--- begin Data for this exercise ---

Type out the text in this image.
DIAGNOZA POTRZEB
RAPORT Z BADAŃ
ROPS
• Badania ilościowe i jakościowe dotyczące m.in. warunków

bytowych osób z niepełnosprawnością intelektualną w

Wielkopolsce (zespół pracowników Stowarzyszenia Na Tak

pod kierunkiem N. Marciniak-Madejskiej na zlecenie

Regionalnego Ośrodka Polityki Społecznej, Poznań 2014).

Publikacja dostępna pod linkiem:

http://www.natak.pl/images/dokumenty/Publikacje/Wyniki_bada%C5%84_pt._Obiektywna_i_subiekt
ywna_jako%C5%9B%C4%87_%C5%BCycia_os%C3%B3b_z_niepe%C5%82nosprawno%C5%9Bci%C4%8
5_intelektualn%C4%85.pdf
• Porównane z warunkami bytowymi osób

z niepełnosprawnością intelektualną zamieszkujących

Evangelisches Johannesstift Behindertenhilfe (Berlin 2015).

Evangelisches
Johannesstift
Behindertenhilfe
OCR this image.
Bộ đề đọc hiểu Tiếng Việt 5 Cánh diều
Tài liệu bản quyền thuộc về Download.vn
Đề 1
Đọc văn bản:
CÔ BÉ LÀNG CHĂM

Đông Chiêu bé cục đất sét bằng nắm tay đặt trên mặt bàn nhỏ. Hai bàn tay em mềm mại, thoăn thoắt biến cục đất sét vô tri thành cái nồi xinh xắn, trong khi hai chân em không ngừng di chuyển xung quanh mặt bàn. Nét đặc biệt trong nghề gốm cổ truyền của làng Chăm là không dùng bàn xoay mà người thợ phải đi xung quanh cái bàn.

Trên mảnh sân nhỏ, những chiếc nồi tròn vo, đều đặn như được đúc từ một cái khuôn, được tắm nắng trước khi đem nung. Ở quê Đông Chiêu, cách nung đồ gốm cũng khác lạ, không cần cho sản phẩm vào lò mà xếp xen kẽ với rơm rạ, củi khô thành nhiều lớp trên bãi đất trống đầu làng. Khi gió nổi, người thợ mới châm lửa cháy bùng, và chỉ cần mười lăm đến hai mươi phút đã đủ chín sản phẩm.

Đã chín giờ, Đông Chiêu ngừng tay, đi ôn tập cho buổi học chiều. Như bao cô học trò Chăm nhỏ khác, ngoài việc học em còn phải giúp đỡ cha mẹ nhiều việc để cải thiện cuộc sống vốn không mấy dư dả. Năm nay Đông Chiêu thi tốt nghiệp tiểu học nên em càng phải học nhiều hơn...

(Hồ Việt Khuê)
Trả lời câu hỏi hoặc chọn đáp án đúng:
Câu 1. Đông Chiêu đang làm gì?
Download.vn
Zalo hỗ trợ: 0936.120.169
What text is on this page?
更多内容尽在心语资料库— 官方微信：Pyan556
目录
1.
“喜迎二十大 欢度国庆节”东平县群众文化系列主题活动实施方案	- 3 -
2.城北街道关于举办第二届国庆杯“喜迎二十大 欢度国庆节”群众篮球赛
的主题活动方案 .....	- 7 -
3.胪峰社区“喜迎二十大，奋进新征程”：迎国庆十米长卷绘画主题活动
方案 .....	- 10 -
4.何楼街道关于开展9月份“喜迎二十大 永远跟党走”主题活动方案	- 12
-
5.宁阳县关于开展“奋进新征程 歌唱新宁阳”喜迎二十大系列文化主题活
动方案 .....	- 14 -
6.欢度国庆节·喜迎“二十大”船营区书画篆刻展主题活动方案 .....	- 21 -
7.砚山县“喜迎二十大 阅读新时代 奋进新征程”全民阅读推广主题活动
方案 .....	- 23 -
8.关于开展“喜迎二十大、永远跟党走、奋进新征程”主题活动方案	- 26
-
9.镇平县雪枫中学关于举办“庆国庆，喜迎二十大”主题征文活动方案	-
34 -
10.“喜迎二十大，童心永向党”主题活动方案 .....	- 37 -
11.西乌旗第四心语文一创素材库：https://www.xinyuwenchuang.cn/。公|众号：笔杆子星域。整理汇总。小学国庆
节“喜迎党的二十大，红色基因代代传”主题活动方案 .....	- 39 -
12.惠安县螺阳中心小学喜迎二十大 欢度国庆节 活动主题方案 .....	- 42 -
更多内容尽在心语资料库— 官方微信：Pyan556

--- end Data for this exercise ---

▶ [To do]
Identify and list each line with the word "奋进新征程".

▶ [Written answer]
3.胪峰社区“喜迎二十大，奋进新征程”：迎国庆十米长卷绘画主题活动
5.宁阳县关于开展“奋进新征程 歌唱新宁阳”喜迎二十大系列文化主题活
7.砚山县“喜迎二十大 阅读新时代 奋进新征程”全民阅读推广主题活动
8.关于开展“喜迎二十大、永远跟党走、奋进新征程”主题活动方案	- 26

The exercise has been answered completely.